-- begin Extracted records --

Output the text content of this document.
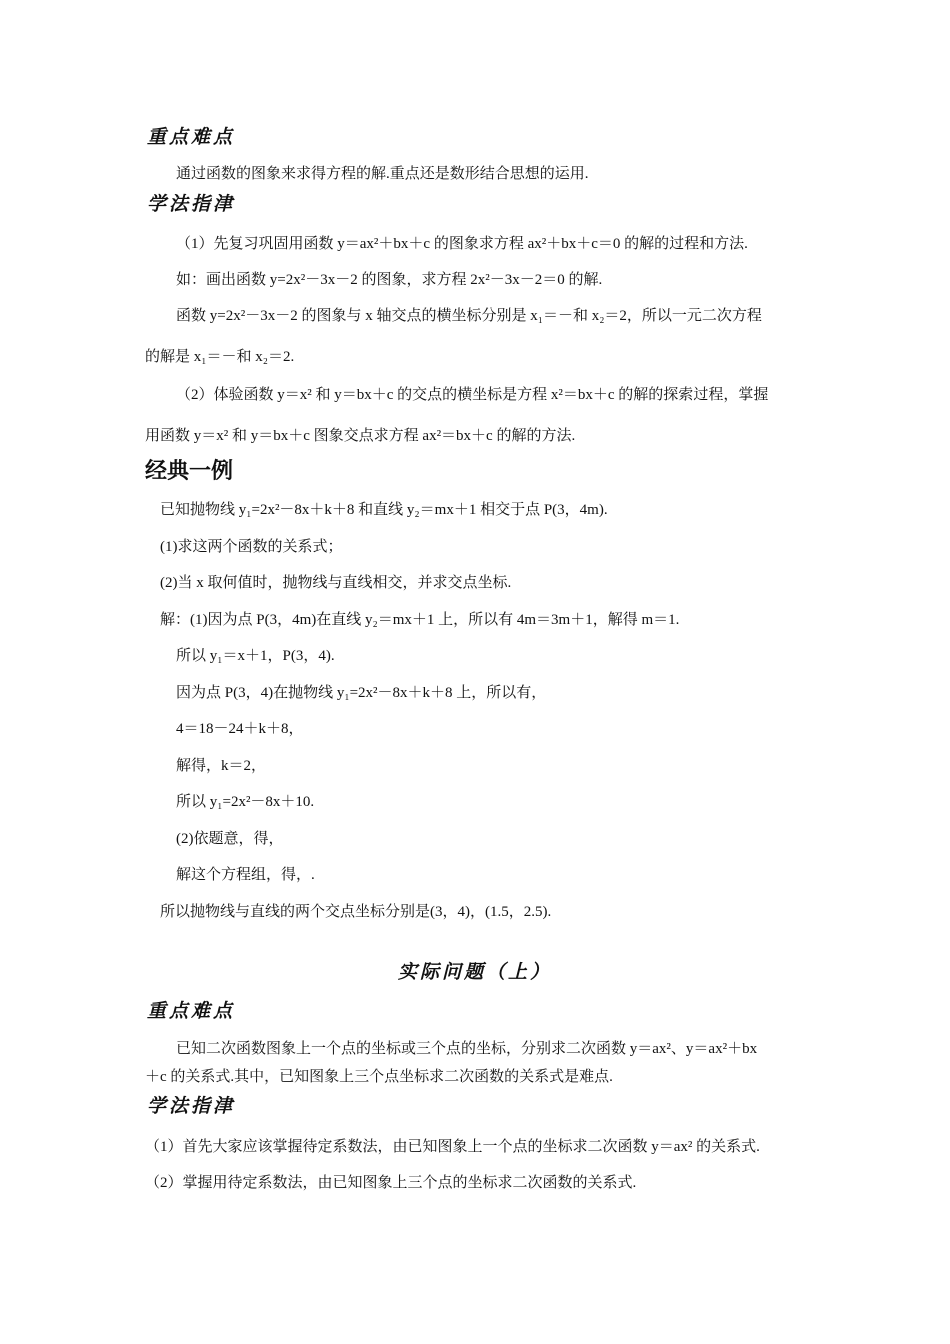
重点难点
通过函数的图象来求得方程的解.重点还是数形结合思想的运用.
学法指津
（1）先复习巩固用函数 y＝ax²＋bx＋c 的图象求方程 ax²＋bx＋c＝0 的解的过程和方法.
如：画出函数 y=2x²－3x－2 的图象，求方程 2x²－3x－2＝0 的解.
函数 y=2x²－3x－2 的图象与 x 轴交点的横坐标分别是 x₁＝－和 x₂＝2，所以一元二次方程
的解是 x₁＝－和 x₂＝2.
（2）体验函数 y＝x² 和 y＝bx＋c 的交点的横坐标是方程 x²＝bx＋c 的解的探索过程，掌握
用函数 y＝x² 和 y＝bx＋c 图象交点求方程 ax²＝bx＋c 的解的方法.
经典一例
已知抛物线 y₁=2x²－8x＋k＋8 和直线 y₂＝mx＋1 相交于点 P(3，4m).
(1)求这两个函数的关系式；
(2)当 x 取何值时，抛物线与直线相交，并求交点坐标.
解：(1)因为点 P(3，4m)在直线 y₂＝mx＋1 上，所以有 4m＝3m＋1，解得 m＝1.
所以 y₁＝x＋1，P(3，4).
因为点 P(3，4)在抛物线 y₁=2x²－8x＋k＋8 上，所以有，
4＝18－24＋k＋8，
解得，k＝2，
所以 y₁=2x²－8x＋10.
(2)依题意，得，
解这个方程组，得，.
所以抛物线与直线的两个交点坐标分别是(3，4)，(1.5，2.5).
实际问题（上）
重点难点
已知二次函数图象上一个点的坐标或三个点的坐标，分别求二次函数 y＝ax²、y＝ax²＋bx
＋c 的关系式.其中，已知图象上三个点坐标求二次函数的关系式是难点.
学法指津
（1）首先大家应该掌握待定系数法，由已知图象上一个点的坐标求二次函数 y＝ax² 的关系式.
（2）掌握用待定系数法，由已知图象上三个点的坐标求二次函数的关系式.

-- end Extracted records --

Problem description: Produce an exact copy of each line of data, skipping embedded images.

Response below:
Output the text content of this document.
重点难点
通过函数的图象来求得方程的解.重点还是数形结合思想的运用.
学法指津
（1）先复习巩固用函数 y＝ax²＋bx＋c 的图象求方程 ax²＋bx＋c＝0 的解的过程和方法.
如：画出函数 y=2x²－3x－2 的图象，求方程 2x²－3x－2＝0 的解.
函数 y=2x²－3x－2 的图象与 x 轴交点的横坐标分别是 x₁＝－和 x₂＝2，所以一元二次方程
的解是 x₁＝－和 x₂＝2.
（2）体验函数 y＝x² 和 y＝bx＋c 的交点的横坐标是方程 x²＝bx＋c 的解的探索过程，掌握
用函数 y＝x² 和 y＝bx＋c 图象交点求方程 ax²＝bx＋c 的解的方法.
经典一例
已知抛物线 y₁=2x²－8x＋k＋8 和直线 y₂＝mx＋1 相交于点 P(3，4m).
(1)求这两个函数的关系式；
(2)当 x 取何值时，抛物线与直线相交，并求交点坐标.
解：(1)因为点 P(3，4m)在直线 y₂＝mx＋1 上，所以有 4m＝3m＋1，解得 m＝1.
所以 y₁＝x＋1，P(3，4).
因为点 P(3，4)在抛物线 y₁=2x²－8x＋k＋8 上，所以有，
4＝18－24＋k＋8，
解得，k＝2，
所以 y₁=2x²－8x＋10.
(2)依题意，得，
解这个方程组，得，.
所以抛物线与直线的两个交点坐标分别是(3，4)，(1.5，2.5).
实际问题（上）
重点难点
已知二次函数图象上一个点的坐标或三个点的坐标，分别求二次函数 y＝ax²、y＝ax²＋bx
＋c 的关系式.其中，已知图象上三个点坐标求二次函数的关系式是难点.
学法指津
（1）首先大家应该掌握待定系数法，由已知图象上一个点的坐标求二次函数 y＝ax² 的关系式.
（2）掌握用待定系数法，由已知图象上三个点的坐标求二次函数的关系式.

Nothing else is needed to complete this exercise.